-- Working data start --
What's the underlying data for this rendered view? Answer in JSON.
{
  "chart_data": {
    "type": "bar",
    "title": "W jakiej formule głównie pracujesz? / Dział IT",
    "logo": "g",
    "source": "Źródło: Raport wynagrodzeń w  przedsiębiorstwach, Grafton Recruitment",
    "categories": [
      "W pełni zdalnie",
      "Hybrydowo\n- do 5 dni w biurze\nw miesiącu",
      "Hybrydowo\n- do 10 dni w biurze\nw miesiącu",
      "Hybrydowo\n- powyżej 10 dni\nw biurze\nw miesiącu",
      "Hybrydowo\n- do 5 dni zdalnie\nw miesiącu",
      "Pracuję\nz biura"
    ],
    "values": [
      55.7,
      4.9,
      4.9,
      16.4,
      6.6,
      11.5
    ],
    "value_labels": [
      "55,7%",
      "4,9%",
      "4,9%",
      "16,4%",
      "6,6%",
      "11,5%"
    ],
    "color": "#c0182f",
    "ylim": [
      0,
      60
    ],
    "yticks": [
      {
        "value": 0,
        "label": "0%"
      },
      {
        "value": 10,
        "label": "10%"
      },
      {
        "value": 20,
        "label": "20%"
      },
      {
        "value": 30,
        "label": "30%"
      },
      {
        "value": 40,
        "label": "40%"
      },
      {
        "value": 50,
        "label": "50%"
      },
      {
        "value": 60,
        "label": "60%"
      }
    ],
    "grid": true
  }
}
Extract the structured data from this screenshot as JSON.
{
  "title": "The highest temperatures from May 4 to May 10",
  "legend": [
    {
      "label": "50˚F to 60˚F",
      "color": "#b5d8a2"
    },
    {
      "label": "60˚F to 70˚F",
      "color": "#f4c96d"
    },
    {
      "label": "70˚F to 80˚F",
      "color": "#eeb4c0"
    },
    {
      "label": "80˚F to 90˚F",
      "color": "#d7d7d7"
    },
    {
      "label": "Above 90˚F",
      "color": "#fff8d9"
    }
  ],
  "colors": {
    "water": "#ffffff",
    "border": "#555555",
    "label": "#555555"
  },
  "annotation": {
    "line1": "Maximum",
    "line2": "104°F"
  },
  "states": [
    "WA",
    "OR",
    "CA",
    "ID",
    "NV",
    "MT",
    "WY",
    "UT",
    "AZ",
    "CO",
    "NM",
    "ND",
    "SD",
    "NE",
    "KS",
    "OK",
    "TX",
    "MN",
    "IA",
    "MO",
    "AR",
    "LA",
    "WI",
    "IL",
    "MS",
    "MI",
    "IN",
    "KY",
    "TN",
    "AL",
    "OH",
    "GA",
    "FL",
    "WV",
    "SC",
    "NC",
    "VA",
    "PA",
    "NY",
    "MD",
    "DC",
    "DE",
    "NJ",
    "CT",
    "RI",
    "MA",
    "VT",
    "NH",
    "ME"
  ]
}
-- Working data end --
Stated exercise:
Copy all lines of the listing above that contain the string "this".

Response below:
What's the underlying data for this rendered view? Answer in JSON.
Extract the structured data from this screenshot as JSON.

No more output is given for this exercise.